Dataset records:

>>>

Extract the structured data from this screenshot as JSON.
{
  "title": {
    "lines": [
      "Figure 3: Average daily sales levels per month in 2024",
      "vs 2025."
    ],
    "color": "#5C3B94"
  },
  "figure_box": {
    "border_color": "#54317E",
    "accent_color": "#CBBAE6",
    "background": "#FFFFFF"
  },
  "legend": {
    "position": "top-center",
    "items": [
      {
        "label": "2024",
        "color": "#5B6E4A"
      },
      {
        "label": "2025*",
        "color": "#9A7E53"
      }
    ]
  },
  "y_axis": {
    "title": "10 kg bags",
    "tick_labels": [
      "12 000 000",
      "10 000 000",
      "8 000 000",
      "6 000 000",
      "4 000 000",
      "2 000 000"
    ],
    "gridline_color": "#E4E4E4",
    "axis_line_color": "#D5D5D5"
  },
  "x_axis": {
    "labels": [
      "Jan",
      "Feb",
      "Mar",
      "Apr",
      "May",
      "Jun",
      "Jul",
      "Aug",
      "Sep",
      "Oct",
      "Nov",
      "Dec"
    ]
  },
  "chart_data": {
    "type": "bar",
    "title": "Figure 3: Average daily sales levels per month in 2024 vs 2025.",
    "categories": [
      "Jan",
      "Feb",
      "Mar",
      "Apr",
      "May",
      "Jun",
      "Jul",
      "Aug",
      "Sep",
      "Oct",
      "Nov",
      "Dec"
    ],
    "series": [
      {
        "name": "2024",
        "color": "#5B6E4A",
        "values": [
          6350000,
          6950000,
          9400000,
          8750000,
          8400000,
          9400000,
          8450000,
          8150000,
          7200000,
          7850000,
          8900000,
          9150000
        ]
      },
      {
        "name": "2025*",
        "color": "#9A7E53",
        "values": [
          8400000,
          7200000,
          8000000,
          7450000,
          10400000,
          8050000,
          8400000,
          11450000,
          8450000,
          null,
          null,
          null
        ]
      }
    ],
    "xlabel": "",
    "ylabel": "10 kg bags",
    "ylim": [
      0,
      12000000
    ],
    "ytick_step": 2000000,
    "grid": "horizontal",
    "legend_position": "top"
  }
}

<<<

**TASK DETAILS:** Please output every record, keeping each line exact.

**EXERCISE RESULT:**
Extract the structured data from this screenshot as JSON.
{
  "title": {
    "lines": [
      "Figure 3: Average daily sales levels per month in 2024",
      "vs 2025."
    ],
    "color": "#5C3B94"
  },
  "figure_box": {
    "border_color": "#54317E",
    "accent_color": "#CBBAE6",
    "background": "#FFFFFF"
  },
  "legend": {
    "position": "top-center",
    "items": [
      {
        "label": "2024",
        "color": "#5B6E4A"
      },
      {
        "label": "2025*",
        "color": "#9A7E53"
      }
    ]
  },
  "y_axis": {
    "title": "10 kg bags",
    "tick_labels": [
      "12 000 000",
      "10 000 000",
      "8 000 000",
      "6 000 000",
      "4 000 000",
      "2 000 000"
    ],
    "gridline_color": "#E4E4E4",
    "axis_line_color": "#D5D5D5"
  },
  "x_axis": {
    "labels": [
      "Jan",
      "Feb",
      "Mar",
      "Apr",
      "May",
      "Jun",
      "Jul",
      "Aug",
      "Sep",
      "Oct",
      "Nov",
      "Dec"
    ]
  },
  "chart_data": {
    "type": "bar",
    "title": "Figure 3: Average daily sales levels per month in 2024 vs 2025.",
    "categories": [
      "Jan",
      "Feb",
      "Mar",
      "Apr",
      "May",
      "Jun",
      "Jul",
      "Aug",
      "Sep",
      "Oct",
      "Nov",
      "Dec"
    ],
    "series": [
      {
        "name": "2024",
        "color": "#5B6E4A",
        "values": [
          6350000,
          6950000,
          9400000,
          8750000,
          8400000,
          9400000,
          8450000,
          8150000,
          7200000,
          7850000,
          8900000,
          9150000
        ]
      },
      {
        "name": "2025*",
        "color": "#9A7E53",
        "values": [
          8400000,
          7200000,
          8000000,
          7450000,
          10400000,
          8050000,
          8400000,
          11450000,
          8450000,
          null,
          null,
          null
        ]
      }
    ],
    "xlabel": "",
    "ylabel": "10 kg bags",
    "ylim": [
      0,
      12000000
    ],
    "ytick_step": 2000000,
    "grid": "horizontal",
    "legend_position": "top"
  }
}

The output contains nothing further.